■ **Data records**:
----
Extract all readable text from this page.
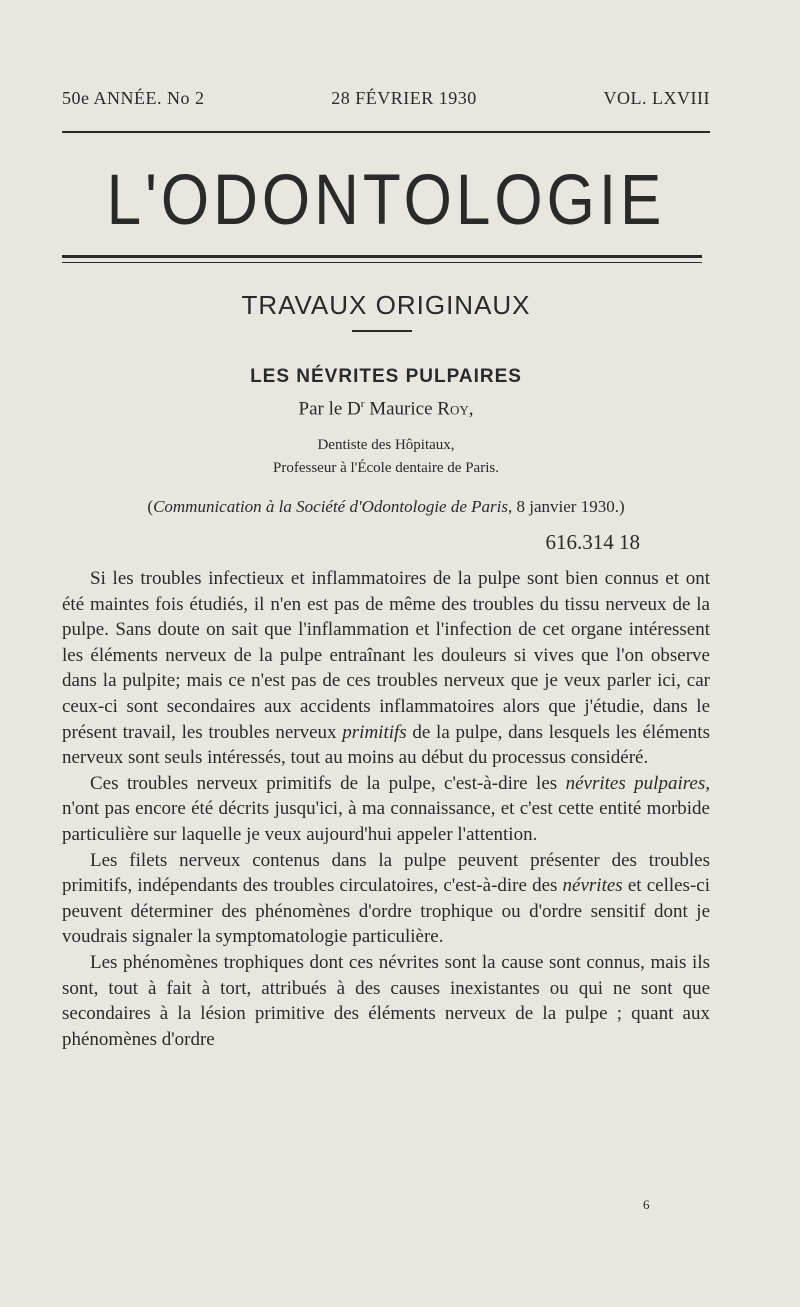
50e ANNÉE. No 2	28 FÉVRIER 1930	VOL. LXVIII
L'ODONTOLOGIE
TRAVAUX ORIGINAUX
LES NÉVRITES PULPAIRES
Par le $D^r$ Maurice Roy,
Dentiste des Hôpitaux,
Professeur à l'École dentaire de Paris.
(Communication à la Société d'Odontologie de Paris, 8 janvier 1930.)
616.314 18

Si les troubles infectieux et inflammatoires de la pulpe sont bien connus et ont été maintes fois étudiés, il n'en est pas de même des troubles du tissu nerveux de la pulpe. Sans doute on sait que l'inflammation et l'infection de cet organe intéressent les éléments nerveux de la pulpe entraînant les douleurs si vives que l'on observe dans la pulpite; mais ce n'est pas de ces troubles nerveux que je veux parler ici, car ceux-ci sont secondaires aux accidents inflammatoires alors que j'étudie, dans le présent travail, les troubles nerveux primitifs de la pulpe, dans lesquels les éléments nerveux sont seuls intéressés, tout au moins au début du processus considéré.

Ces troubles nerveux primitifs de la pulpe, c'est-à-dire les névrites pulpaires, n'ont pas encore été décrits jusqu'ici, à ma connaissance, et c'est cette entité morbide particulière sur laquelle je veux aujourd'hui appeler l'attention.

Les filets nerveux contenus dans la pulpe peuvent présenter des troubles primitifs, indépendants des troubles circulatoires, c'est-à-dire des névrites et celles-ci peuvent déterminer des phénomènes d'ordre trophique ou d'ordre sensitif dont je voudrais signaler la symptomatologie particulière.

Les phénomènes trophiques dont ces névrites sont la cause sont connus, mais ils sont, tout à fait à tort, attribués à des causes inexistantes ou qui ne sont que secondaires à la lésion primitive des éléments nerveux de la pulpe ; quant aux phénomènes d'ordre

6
----
■ **The task**: Transcribe the records above exactly as they appear, leaving out any pictures.

■ **Final result**:
Extract all readable text from this page.
50e ANNÉE. No 2	28 FÉVRIER 1930	VOL. LXVIII
L'ODONTOLOGIE
TRAVAUX ORIGINAUX
LES NÉVRITES PULPAIRES
Par le $D^r$ Maurice Roy,
Dentiste des Hôpitaux,
Professeur à l'École dentaire de Paris.
(Communication à la Société d'Odontologie de Paris, 8 janvier 1930.)
616.314 18

Si les troubles infectieux et inflammatoires de la pulpe sont bien connus et ont été maintes fois étudiés, il n'en est pas de même des troubles du tissu nerveux de la pulpe. Sans doute on sait que l'inflammation et l'infection de cet organe intéressent les éléments nerveux de la pulpe entraînant les douleurs si vives que l'on observe dans la pulpite; mais ce n'est pas de ces troubles nerveux que je veux parler ici, car ceux-ci sont secondaires aux accidents inflammatoires alors que j'étudie, dans le présent travail, les troubles nerveux primitifs de la pulpe, dans lesquels les éléments nerveux sont seuls intéressés, tout au moins au début du processus considéré.

Ces troubles nerveux primitifs de la pulpe, c'est-à-dire les névrites pulpaires, n'ont pas encore été décrits jusqu'ici, à ma connaissance, et c'est cette entité morbide particulière sur laquelle je veux aujourd'hui appeler l'attention.

Les filets nerveux contenus dans la pulpe peuvent présenter des troubles primitifs, indépendants des troubles circulatoires, c'est-à-dire des névrites et celles-ci peuvent déterminer des phénomènes d'ordre trophique ou d'ordre sensitif dont je voudrais signaler la symptomatologie particulière.

Les phénomènes trophiques dont ces névrites sont la cause sont connus, mais ils sont, tout à fait à tort, attribués à des causes inexistantes ou qui ne sont que secondaires à la lésion primitive des éléments nerveux de la pulpe ; quant aux phénomènes d'ordre

6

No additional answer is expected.